**WHAT YOU NEED TO DO**
Search the records below for the word "esclavage" and show every line where it occurs.

• • • • •

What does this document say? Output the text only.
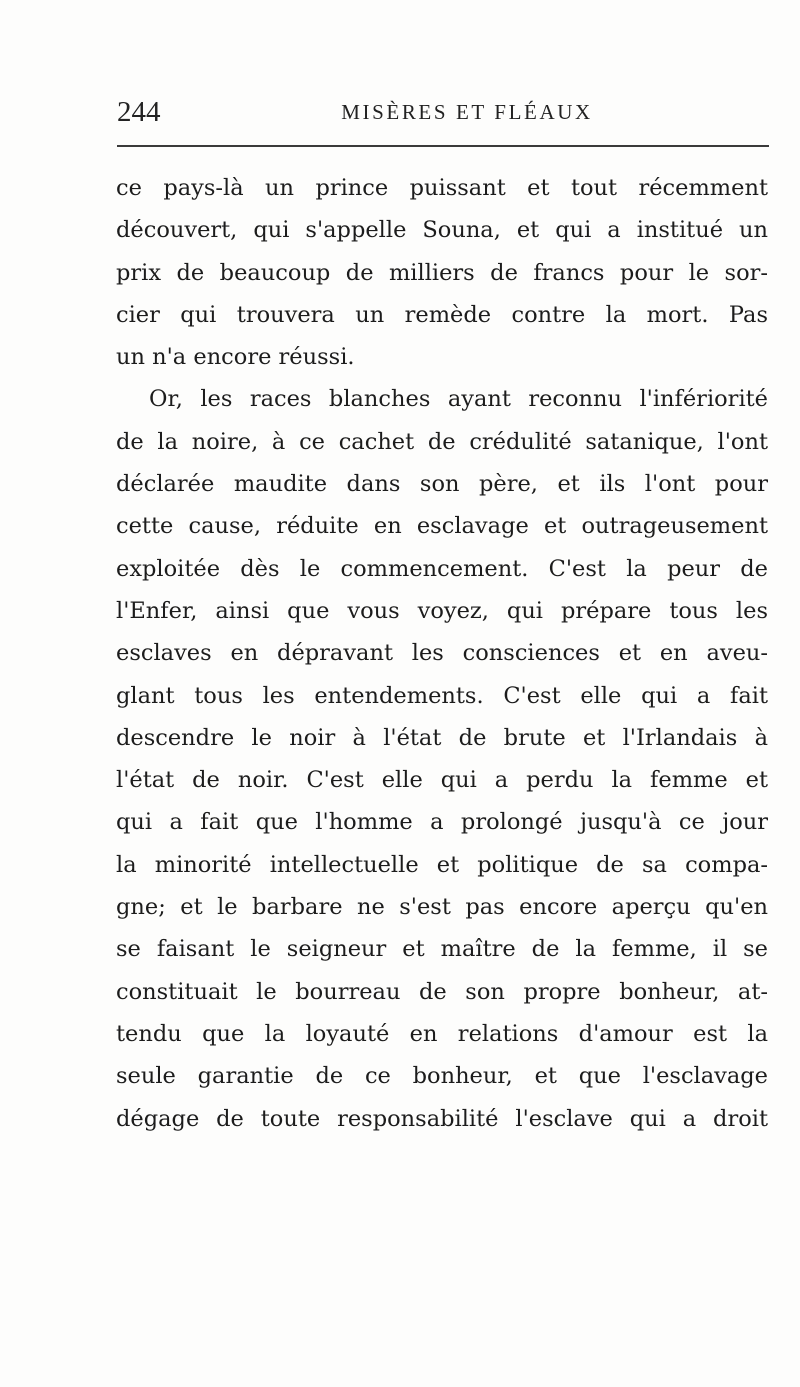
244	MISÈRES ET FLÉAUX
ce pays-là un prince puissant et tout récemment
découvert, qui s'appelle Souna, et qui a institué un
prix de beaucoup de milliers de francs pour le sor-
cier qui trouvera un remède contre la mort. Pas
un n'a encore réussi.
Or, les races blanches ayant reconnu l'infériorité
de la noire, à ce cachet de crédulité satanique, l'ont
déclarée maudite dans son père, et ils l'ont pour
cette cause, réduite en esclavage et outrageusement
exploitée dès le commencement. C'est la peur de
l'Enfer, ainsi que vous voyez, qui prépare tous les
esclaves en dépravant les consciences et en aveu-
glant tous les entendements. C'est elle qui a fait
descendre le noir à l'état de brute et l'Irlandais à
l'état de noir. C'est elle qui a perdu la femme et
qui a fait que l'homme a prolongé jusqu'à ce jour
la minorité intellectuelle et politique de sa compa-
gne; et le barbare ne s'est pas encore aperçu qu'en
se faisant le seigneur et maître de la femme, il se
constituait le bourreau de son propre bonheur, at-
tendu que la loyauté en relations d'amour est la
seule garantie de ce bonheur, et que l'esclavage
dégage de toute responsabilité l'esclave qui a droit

• • • • •

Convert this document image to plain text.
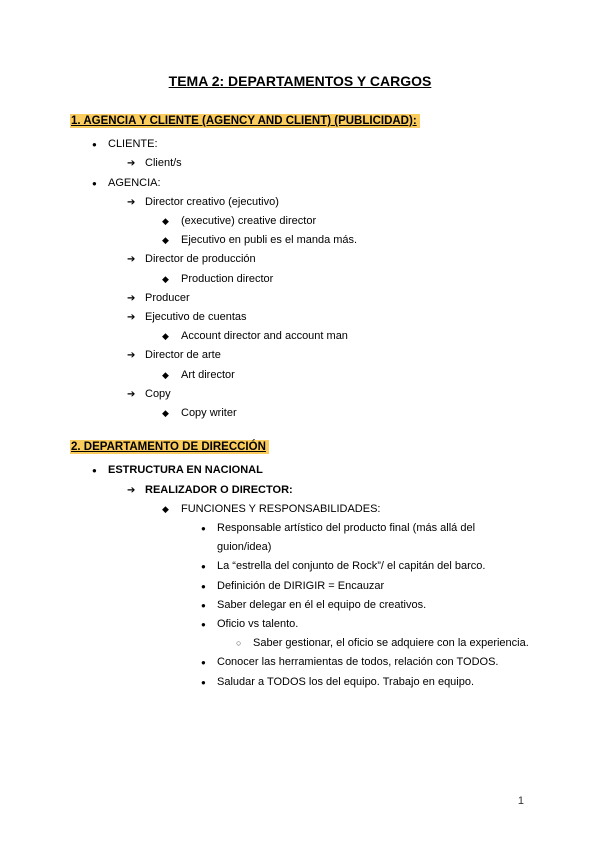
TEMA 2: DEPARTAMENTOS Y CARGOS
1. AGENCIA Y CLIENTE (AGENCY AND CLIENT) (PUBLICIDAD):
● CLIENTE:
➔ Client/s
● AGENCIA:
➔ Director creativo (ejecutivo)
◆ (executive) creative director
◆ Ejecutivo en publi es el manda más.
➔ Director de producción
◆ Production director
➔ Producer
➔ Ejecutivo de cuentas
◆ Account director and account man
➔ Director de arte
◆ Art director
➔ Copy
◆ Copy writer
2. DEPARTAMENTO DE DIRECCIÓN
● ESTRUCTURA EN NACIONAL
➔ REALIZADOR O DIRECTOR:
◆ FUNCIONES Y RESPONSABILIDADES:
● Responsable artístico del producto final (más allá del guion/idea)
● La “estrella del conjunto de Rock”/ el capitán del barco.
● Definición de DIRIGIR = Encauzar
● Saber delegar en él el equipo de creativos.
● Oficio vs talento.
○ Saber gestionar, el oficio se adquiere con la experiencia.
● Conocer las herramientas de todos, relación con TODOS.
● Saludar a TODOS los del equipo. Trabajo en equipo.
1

• • • • •

**ANSWER TO THE TASK**
cette cause, réduite en esclavage et outrageusement
seule garantie de ce bonheur, et que l'esclavage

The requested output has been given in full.